Dataset excerpt:

----------

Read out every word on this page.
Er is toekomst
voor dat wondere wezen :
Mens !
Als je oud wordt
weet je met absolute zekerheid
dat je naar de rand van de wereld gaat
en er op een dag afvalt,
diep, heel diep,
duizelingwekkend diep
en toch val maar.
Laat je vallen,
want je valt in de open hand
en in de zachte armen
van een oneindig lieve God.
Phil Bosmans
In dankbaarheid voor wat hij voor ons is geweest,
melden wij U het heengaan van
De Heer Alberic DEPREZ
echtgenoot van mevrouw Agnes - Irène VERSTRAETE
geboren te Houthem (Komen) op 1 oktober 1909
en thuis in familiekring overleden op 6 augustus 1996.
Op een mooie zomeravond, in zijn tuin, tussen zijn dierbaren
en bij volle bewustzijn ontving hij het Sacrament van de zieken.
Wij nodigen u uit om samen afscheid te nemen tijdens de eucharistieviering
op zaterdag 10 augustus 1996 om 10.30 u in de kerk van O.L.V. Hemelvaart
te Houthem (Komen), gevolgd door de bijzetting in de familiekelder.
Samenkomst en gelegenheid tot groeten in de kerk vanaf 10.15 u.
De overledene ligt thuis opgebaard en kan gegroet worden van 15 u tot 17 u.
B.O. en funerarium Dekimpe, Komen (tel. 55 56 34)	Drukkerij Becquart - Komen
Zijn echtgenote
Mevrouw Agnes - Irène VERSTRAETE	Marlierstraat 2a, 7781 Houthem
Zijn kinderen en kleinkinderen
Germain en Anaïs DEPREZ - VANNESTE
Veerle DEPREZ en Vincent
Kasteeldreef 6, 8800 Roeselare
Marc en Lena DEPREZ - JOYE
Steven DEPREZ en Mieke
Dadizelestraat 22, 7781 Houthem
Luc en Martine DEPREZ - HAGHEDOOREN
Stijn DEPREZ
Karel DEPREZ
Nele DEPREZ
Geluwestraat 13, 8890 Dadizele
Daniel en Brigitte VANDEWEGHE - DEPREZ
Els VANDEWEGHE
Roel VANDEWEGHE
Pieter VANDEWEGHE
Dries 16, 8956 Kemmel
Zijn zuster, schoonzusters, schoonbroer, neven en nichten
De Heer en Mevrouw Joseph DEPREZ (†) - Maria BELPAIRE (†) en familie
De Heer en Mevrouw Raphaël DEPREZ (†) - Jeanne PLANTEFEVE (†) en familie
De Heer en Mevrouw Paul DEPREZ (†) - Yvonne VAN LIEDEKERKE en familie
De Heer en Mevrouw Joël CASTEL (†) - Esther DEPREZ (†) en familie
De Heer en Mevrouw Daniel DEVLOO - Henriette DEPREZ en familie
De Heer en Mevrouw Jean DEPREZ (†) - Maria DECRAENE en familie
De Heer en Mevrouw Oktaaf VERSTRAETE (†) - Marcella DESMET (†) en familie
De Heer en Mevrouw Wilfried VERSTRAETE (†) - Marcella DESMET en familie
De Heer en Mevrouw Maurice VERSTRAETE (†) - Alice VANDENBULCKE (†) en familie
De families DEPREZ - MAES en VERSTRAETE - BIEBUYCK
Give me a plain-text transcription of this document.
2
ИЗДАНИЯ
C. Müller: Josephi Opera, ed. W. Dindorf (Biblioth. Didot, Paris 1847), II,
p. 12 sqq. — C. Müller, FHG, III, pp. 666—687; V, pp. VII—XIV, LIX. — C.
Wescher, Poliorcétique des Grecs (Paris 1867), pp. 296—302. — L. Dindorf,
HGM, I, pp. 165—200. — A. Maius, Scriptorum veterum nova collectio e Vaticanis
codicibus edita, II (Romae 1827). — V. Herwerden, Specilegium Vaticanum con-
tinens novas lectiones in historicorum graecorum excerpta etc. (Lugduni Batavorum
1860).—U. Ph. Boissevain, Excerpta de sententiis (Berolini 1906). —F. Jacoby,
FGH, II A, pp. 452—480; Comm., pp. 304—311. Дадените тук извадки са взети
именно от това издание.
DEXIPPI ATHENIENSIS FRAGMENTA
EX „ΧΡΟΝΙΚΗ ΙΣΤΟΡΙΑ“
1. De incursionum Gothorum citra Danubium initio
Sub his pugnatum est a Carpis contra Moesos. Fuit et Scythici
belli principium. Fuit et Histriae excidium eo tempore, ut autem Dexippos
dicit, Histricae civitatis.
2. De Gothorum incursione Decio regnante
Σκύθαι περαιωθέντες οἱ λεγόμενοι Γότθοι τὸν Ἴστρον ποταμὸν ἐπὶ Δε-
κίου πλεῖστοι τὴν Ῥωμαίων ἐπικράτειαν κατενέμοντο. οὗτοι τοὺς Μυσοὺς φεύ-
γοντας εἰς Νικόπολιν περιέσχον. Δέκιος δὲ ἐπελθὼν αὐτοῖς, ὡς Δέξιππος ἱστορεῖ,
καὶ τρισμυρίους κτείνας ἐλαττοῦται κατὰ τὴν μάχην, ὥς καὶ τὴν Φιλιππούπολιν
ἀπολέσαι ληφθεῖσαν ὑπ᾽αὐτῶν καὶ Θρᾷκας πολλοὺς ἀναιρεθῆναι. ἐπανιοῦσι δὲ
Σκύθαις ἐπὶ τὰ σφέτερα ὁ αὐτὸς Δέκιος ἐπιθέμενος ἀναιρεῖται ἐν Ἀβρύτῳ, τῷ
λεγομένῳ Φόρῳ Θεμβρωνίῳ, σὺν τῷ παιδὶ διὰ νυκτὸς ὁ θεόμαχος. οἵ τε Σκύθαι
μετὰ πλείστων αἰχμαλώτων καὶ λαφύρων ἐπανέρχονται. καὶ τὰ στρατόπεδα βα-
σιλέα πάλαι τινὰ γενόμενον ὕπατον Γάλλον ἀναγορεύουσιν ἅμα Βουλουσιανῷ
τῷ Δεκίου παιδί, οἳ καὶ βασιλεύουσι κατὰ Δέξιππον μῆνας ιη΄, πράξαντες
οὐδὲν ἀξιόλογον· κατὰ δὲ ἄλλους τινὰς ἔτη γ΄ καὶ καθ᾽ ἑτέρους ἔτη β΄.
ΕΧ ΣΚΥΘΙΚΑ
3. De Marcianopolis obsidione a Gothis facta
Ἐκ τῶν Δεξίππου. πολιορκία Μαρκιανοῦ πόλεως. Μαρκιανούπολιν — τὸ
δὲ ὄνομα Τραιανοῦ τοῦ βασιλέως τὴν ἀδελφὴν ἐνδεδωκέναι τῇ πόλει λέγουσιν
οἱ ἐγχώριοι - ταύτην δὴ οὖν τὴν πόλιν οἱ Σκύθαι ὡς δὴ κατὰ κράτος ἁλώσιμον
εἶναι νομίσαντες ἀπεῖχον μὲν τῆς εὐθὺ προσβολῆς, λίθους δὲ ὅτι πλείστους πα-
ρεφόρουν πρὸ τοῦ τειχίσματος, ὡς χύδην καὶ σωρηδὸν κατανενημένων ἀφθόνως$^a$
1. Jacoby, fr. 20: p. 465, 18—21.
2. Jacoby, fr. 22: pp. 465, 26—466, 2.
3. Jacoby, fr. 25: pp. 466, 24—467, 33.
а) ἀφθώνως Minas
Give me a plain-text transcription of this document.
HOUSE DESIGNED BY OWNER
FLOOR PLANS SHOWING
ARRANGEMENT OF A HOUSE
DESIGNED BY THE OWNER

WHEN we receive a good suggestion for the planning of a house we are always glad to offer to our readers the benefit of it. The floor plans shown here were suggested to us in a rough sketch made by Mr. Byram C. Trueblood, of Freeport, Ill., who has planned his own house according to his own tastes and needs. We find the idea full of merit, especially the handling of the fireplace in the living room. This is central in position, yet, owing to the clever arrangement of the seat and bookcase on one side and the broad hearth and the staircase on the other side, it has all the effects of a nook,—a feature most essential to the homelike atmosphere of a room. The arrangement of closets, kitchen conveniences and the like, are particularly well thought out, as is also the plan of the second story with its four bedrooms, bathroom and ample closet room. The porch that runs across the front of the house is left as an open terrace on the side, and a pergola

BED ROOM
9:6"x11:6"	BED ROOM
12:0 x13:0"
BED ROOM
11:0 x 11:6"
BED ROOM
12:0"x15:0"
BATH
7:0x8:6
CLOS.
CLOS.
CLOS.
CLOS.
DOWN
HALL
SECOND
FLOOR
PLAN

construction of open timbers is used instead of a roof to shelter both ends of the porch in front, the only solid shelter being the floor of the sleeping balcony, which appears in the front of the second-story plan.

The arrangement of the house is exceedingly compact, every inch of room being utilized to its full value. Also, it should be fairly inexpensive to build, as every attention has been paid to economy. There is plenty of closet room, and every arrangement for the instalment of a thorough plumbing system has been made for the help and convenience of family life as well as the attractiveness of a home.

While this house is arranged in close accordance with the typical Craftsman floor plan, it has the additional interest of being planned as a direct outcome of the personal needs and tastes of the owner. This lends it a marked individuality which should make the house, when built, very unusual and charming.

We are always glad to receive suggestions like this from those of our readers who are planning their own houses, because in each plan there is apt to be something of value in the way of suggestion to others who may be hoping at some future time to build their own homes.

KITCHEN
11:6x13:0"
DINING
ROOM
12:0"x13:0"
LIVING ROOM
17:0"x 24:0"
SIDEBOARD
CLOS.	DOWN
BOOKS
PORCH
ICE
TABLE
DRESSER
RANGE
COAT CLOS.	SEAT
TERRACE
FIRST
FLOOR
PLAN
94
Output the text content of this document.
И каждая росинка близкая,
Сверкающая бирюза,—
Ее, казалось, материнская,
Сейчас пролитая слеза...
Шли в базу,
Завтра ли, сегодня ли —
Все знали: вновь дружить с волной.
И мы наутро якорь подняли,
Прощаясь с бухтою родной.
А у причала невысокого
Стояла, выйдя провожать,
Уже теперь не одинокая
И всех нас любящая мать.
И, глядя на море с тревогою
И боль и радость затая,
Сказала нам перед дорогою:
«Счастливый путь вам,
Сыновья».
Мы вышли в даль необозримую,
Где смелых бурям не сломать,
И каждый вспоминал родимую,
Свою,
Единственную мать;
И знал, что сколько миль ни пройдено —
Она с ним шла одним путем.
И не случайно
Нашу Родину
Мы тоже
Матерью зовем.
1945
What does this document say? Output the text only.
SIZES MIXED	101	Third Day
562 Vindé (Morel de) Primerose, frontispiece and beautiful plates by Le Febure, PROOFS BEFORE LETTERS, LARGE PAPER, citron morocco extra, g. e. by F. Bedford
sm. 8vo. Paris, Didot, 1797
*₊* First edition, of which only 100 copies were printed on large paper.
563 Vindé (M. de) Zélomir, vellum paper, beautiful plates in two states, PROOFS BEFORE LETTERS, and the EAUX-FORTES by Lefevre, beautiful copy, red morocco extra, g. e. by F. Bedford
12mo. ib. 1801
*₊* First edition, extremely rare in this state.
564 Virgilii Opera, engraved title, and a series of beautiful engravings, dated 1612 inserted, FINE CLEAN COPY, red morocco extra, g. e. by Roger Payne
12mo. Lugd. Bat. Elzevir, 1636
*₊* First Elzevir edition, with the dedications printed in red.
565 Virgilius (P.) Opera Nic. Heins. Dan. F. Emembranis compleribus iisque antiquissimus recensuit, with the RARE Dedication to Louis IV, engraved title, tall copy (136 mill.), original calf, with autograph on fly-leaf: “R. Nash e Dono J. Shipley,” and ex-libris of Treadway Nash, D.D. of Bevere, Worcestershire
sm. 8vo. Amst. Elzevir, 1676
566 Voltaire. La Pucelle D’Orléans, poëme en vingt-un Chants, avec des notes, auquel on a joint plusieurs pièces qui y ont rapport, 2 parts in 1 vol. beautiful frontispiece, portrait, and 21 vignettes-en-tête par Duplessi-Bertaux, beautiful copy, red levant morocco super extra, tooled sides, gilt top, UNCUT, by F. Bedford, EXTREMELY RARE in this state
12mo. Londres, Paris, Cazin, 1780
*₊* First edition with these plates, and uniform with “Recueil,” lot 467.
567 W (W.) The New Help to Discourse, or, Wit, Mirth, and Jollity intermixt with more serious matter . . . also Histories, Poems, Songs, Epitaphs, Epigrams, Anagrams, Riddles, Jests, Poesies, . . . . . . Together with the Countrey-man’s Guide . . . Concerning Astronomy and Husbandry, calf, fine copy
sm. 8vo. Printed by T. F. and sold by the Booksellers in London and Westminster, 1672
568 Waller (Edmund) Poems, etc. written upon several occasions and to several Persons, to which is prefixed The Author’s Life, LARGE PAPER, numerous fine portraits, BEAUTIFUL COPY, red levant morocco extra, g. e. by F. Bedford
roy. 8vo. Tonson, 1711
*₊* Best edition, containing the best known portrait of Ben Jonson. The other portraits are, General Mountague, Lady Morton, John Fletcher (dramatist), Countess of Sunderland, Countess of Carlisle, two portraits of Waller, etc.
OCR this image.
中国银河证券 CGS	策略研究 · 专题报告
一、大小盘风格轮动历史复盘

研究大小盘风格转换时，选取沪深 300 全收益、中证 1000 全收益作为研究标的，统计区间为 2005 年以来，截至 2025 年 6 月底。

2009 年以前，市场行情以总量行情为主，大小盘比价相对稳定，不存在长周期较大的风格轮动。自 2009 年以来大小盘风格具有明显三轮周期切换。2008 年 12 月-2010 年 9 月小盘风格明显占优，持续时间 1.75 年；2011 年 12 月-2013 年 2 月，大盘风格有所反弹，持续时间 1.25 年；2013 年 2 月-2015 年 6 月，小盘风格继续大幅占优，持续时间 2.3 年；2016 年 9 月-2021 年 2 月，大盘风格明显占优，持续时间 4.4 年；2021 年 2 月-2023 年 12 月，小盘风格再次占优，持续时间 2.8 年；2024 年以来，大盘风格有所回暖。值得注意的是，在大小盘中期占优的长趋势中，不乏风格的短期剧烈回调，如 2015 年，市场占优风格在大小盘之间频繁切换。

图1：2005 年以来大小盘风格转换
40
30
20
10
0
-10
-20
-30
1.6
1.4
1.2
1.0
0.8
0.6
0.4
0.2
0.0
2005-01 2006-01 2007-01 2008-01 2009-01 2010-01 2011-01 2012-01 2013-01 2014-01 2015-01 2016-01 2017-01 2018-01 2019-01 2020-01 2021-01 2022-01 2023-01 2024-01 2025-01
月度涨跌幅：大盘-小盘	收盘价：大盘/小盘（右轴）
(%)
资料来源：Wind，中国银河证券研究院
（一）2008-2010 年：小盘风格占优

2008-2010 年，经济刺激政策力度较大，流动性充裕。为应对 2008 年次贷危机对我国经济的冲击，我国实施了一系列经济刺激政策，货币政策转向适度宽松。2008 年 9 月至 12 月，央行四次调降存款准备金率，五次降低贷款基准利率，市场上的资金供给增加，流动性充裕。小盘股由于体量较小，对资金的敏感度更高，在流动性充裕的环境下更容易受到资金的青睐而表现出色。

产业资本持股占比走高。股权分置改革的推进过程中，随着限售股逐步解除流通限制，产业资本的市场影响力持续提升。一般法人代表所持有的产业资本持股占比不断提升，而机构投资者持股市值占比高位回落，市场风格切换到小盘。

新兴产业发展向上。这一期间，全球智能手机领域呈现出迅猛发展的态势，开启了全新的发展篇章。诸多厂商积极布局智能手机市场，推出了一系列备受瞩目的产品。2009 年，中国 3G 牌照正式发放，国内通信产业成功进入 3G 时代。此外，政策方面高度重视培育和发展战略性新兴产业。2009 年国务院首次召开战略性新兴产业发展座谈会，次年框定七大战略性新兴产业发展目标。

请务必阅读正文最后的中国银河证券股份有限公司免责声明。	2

----------

- **Set task**:
Write out every line from the entries where "VANDEWEGHE" appears.

- **Result below**:
Daniel en Brigitte VANDEWEGHE - DEPREZ
Els VANDEWEGHE
Roel VANDEWEGHE
Pieter VANDEWEGHE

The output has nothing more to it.